◆ What to do ◆
Reproduce the entries verbatim, everything from the line containing "Extract all elements" down to the line containing "plan-outline [461, 392, 517, 448]", both included.

◆ Available records ◆
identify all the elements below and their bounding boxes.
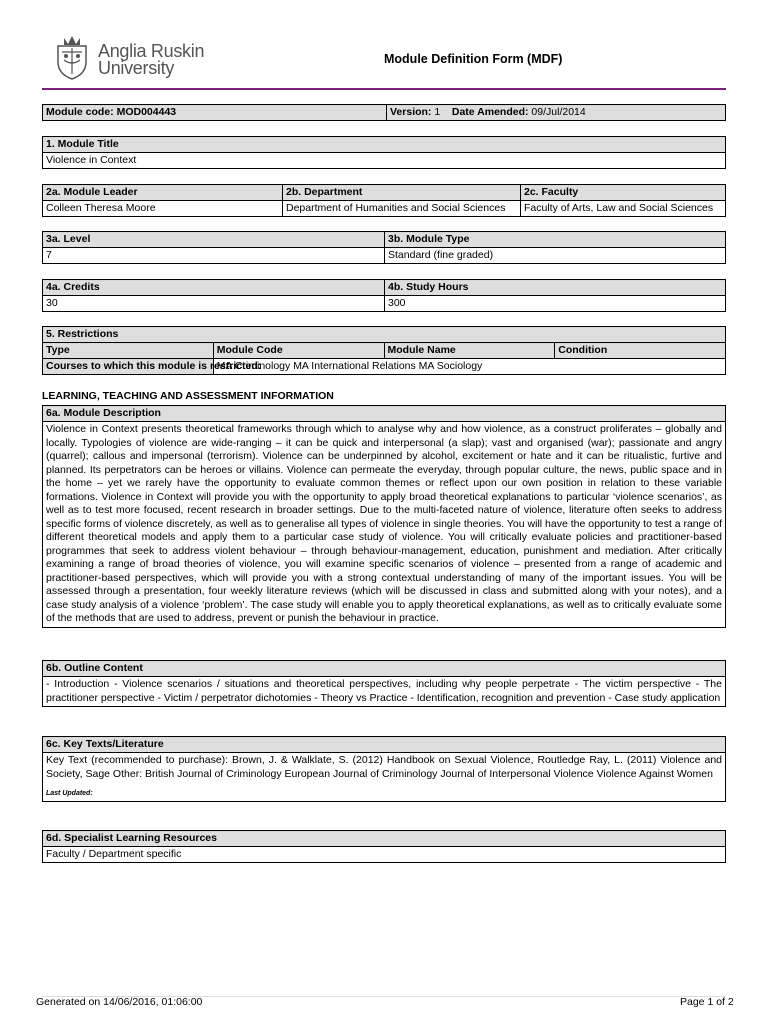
---
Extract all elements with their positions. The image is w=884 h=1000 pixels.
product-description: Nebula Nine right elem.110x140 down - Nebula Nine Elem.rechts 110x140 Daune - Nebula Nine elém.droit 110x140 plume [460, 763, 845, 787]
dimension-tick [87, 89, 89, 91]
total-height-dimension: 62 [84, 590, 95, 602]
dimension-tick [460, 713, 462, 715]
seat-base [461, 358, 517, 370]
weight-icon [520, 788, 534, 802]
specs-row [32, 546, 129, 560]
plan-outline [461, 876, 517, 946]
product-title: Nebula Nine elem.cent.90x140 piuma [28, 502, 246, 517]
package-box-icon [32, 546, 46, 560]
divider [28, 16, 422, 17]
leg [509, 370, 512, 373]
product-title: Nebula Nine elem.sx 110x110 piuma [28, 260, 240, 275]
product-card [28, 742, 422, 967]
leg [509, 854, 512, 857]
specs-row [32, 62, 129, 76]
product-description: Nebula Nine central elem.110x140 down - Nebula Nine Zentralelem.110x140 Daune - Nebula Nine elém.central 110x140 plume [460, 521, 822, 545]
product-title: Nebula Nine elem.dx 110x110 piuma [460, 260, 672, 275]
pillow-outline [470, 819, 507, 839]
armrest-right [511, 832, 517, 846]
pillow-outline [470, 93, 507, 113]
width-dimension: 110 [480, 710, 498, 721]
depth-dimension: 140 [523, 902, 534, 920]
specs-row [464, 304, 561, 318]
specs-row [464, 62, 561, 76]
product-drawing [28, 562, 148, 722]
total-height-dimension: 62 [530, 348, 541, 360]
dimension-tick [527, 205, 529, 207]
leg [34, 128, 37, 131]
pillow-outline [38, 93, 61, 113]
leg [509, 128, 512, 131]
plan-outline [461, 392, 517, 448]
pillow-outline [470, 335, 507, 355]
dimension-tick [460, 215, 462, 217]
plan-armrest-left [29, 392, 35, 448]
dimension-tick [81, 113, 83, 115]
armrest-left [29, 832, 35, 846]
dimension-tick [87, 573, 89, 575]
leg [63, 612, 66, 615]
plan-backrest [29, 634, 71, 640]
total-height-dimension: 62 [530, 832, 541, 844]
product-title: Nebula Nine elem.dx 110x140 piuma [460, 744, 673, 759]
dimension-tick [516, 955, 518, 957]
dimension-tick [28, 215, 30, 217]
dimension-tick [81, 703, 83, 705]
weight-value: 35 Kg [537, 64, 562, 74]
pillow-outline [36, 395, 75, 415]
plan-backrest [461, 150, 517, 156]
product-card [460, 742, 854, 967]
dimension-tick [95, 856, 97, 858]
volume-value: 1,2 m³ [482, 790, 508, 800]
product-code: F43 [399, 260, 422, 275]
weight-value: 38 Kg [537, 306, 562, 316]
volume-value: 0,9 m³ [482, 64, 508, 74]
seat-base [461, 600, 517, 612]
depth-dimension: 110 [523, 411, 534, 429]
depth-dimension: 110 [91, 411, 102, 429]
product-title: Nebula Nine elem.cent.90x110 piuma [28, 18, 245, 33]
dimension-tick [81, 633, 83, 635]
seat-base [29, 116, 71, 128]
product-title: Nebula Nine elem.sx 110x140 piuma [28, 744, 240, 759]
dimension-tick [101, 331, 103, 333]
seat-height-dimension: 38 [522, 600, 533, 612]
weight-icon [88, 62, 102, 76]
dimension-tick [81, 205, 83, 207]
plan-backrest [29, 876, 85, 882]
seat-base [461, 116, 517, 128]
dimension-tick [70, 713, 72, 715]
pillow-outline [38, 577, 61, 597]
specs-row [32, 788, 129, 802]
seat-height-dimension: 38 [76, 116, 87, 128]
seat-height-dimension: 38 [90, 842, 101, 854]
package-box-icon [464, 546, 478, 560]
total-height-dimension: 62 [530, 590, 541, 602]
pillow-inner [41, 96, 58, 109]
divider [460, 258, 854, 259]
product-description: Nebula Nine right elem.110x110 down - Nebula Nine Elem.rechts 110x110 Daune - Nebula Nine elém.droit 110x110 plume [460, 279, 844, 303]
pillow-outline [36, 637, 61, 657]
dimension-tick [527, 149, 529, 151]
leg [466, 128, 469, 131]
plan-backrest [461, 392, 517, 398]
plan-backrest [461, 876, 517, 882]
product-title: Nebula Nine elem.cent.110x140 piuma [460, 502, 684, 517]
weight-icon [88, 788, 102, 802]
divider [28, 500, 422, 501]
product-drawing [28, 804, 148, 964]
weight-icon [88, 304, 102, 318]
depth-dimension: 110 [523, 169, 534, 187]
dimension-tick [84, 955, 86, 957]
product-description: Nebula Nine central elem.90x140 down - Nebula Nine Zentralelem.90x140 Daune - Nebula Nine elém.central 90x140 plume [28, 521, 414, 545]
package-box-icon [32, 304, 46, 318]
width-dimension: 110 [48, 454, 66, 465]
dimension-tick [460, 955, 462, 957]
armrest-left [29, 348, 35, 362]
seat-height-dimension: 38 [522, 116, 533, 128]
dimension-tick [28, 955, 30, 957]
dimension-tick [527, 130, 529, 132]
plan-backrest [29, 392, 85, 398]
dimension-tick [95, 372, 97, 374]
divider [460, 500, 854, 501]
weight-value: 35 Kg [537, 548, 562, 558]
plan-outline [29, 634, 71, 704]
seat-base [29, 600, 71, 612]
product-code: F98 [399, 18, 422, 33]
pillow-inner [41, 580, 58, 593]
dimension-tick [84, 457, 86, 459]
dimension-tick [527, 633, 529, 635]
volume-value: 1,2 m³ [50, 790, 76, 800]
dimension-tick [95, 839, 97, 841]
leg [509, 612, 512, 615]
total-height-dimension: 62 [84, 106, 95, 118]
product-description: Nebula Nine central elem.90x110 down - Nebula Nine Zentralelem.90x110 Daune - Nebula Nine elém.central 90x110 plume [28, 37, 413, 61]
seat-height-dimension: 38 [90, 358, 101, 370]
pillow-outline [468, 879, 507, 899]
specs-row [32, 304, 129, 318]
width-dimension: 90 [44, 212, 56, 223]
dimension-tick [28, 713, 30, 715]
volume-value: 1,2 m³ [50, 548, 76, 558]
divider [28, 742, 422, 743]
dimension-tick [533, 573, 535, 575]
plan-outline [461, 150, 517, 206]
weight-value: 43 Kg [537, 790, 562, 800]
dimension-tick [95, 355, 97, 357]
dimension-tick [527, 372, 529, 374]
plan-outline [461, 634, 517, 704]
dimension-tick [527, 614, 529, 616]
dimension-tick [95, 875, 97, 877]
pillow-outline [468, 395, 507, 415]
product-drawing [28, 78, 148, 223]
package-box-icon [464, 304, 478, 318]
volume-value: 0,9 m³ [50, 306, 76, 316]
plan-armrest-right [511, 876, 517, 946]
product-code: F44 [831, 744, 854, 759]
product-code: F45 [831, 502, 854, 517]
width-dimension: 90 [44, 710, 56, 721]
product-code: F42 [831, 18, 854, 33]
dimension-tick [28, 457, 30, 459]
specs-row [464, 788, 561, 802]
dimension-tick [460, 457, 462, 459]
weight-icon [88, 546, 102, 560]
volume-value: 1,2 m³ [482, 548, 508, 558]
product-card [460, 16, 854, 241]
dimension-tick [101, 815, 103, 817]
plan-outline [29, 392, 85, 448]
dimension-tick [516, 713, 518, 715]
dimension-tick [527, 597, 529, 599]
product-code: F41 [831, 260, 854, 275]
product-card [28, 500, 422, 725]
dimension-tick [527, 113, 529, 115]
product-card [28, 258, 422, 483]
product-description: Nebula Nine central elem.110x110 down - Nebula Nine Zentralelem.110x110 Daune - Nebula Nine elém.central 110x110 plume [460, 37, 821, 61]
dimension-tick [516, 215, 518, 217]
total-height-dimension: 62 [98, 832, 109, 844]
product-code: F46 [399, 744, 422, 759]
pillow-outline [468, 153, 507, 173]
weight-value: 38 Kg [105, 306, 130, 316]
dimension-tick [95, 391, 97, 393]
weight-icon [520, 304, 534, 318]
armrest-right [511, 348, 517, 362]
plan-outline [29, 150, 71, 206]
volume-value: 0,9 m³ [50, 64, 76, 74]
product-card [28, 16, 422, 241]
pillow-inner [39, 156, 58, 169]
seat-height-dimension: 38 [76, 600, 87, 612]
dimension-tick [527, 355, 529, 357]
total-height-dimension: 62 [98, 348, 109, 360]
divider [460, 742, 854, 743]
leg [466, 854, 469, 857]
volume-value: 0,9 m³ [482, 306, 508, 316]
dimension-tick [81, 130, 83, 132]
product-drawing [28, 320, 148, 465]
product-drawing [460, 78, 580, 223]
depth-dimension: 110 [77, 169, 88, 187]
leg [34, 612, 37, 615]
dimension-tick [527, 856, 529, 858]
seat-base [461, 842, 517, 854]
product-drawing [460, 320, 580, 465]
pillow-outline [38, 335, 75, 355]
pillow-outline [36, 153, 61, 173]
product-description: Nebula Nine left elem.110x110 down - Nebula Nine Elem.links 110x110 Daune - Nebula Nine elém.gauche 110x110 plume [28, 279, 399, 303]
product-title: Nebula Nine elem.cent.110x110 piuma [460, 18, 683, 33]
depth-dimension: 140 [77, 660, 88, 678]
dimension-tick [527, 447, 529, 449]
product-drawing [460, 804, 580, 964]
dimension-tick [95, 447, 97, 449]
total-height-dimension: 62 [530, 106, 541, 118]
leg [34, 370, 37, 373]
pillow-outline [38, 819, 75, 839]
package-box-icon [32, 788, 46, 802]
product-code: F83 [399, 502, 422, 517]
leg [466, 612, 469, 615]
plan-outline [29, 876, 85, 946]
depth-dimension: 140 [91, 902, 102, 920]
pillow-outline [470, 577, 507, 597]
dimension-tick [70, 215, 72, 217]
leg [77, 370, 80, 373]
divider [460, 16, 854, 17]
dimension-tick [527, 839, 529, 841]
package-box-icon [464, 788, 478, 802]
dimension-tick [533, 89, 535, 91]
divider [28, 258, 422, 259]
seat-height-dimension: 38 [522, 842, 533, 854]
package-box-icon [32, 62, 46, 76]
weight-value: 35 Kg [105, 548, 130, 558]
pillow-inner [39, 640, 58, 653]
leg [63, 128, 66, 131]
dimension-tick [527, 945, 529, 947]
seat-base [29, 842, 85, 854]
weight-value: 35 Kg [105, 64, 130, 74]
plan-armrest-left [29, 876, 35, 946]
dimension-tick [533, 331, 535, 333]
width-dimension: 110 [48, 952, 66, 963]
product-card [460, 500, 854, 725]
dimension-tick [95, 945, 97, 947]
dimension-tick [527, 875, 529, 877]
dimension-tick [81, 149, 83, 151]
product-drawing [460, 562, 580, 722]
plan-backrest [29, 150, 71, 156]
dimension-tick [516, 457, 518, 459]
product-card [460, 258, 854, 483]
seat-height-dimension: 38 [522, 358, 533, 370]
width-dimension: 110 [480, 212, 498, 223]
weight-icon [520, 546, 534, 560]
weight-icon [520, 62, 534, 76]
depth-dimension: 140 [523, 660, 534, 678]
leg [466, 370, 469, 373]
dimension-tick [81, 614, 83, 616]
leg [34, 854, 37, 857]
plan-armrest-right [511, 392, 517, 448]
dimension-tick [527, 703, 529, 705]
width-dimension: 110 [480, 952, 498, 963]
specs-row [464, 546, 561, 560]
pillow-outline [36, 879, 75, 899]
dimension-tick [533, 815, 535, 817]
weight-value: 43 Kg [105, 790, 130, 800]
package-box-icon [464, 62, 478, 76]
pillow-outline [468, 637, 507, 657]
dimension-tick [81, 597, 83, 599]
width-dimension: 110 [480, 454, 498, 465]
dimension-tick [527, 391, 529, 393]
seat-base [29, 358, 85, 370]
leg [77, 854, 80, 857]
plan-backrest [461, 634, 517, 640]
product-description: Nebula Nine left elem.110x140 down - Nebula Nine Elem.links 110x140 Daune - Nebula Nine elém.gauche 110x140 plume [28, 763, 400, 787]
--
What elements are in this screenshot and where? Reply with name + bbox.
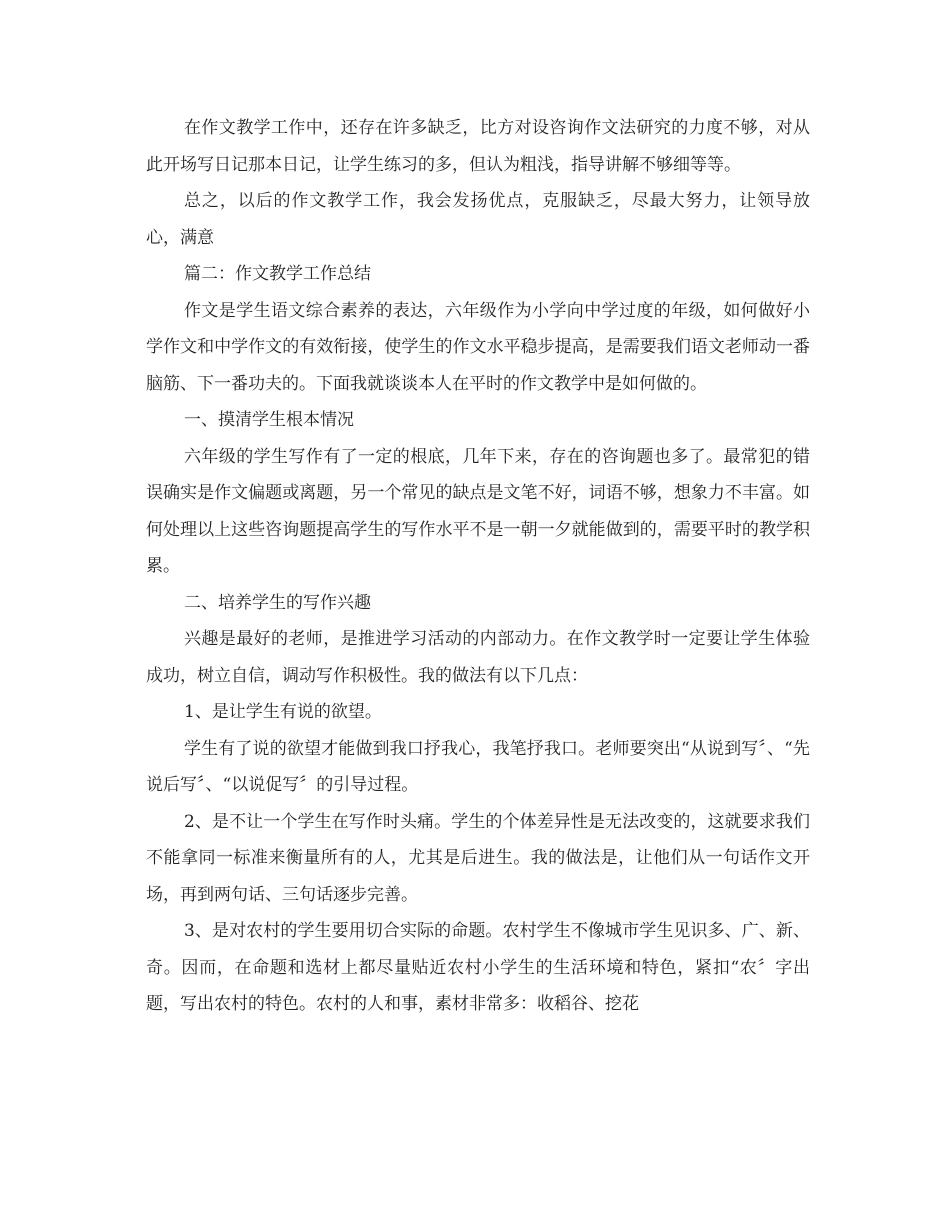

◆ Problem solution ◆
Extract all elements with their positions. The image is w=884 h=1000 pixels.
product-description: Nebula Nine right elem.110x140 down - Nebula Nine Elem.rechts 110x140 Daune - Nebula Nine elém.droit 110x140 plume [460, 763, 845, 787]
dimension-tick [87, 89, 89, 91]
total-height-dimension: 62 [84, 590, 95, 602]
dimension-tick [460, 713, 462, 715]
seat-base [461, 358, 517, 370]
weight-icon [520, 788, 534, 802]
specs-row [32, 546, 129, 560]
plan-outline [461, 876, 517, 946]
product-title: Nebula Nine elem.cent.90x140 piuma [28, 502, 246, 517]
package-box-icon [32, 546, 46, 560]
divider [28, 16, 422, 17]
leg [509, 370, 512, 373]
product-title: Nebula Nine elem.sx 110x110 piuma [28, 260, 240, 275]
product-card [28, 742, 422, 967]
leg [509, 854, 512, 857]
specs-row [32, 62, 129, 76]
product-description: Nebula Nine central elem.110x140 down - Nebula Nine Zentralelem.110x140 Daune - Nebula Nine elém.central 110x140 plume [460, 521, 822, 545]
product-title: Nebula Nine elem.dx 110x110 piuma [460, 260, 672, 275]
pillow-outline [470, 819, 507, 839]
armrest-right [511, 832, 517, 846]
pillow-outline [470, 93, 507, 113]
width-dimension: 110 [480, 710, 498, 721]
depth-dimension: 140 [523, 902, 534, 920]
specs-row [464, 304, 561, 318]
specs-row [464, 62, 561, 76]
product-drawing [28, 562, 148, 722]
total-height-dimension: 62 [530, 348, 541, 360]
dimension-tick [527, 205, 529, 207]
leg [34, 128, 37, 131]
pillow-outline [38, 93, 61, 113]
leg [509, 128, 512, 131]
plan-outline [461, 392, 517, 448]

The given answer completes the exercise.